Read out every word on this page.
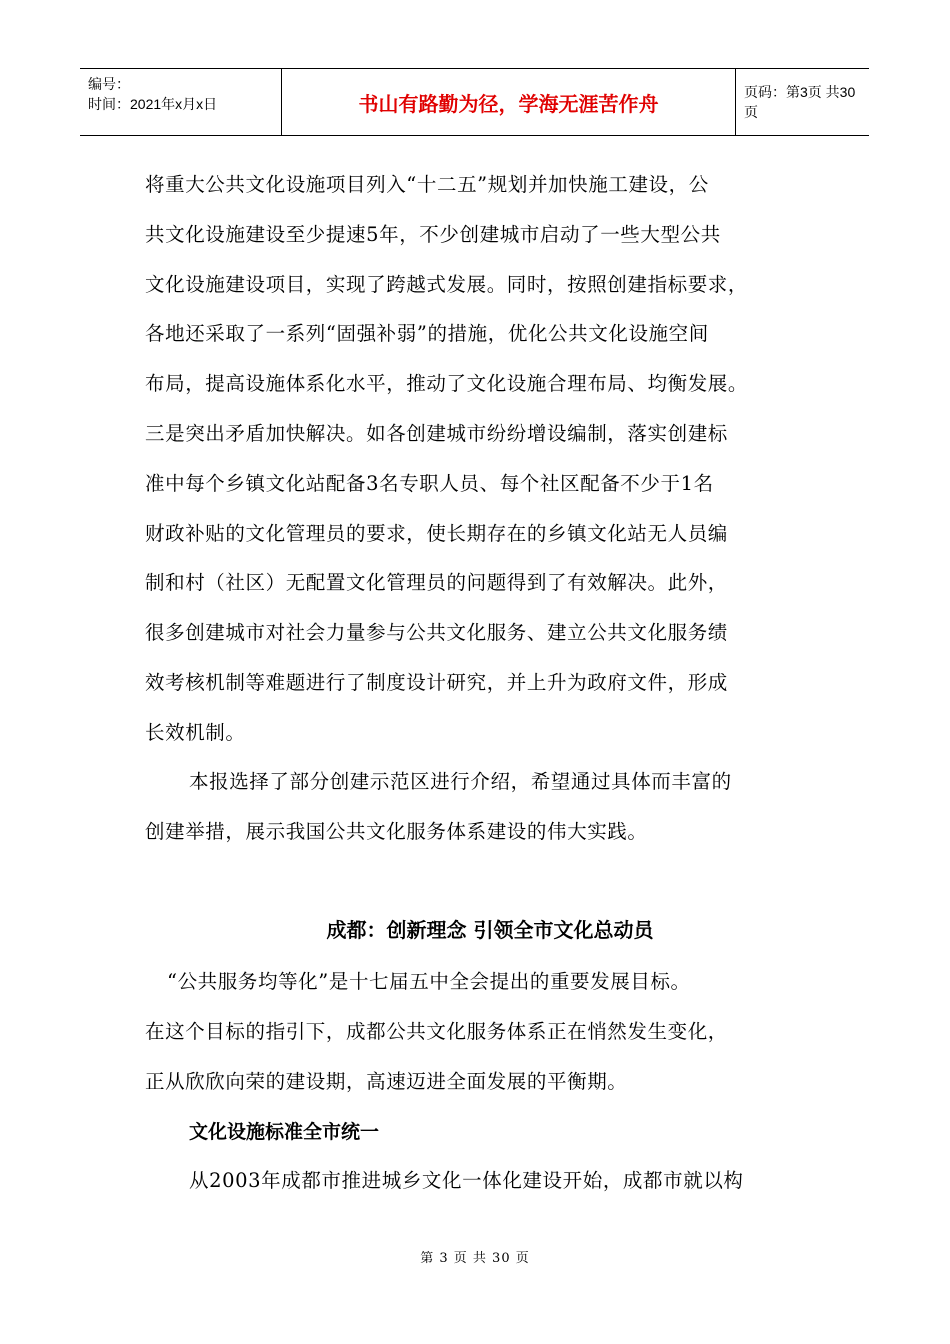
编号：
时间：2021年x月x日	书山有路勤为径，学海无涯苦作舟	页码：第3页 共30页
将重大公共文化设施项目列入“十二五”规划并加快施工建设，公
共文化设施建设至少提速5年，不少创建城市启动了一些大型公共
文化设施建设项目，实现了跨越式发展。同时，按照创建指标要求，
各地还采取了一系列“固强补弱”的措施，优化公共文化设施空间
布局，提高设施体系化水平，推动了文化设施合理布局、均衡发展。
三是突出矛盾加快解决。如各创建城市纷纷增设编制，落实创建标
准中每个乡镇文化站配备3名专职人员、每个社区配备不少于1名
财政补贴的文化管理员的要求，使长期存在的乡镇文化站无人员编
制和村（社区）无配置文化管理员的问题得到了有效解决。此外，
很多创建城市对社会力量参与公共文化服务、建立公共文化服务绩
效考核机制等难题进行了制度设计研究，并上升为政府文件，形成
长效机制。
本报选择了部分创建示范区进行介绍，希望通过具体而丰富的
创建举措，展示我国公共文化服务体系建设的伟大实践。
成都：创新理念 引领全市文化总动员
“公共服务均等化”是十七届五中全会提出的重要发展目标。
在这个目标的指引下，成都公共文化服务体系正在悄然发生变化，
正从欣欣向荣的建设期，高速迈进全面发展的平衡期。
文化设施标准全市统一
从2003年成都市推进城乡文化一体化建设开始，成都市就以构
第 3 页 共 30 页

···

Transcribe the entries above verbatim, omitting their pictures.

Read out every word on this page.
编号：
时间：2021年x月x日	书山有路勤为径，学海无涯苦作舟	页码：第3页 共30页
将重大公共文化设施项目列入“十二五”规划并加快施工建设，公
共文化设施建设至少提速5年，不少创建城市启动了一些大型公共
文化设施建设项目，实现了跨越式发展。同时，按照创建指标要求，
各地还采取了一系列“固强补弱”的措施，优化公共文化设施空间
布局，提高设施体系化水平，推动了文化设施合理布局、均衡发展。
三是突出矛盾加快解决。如各创建城市纷纷增设编制，落实创建标
准中每个乡镇文化站配备3名专职人员、每个社区配备不少于1名
财政补贴的文化管理员的要求，使长期存在的乡镇文化站无人员编
制和村（社区）无配置文化管理员的问题得到了有效解决。此外，
很多创建城市对社会力量参与公共文化服务、建立公共文化服务绩
效考核机制等难题进行了制度设计研究，并上升为政府文件，形成
长效机制。
本报选择了部分创建示范区进行介绍，希望通过具体而丰富的
创建举措，展示我国公共文化服务体系建设的伟大实践。
成都：创新理念 引领全市文化总动员
“公共服务均等化”是十七届五中全会提出的重要发展目标。
在这个目标的指引下，成都公共文化服务体系正在悄然发生变化，
正从欣欣向荣的建设期，高速迈进全面发展的平衡期。
文化设施标准全市统一
从2003年成都市推进城乡文化一体化建设开始，成都市就以构
第 3 页 共 30 页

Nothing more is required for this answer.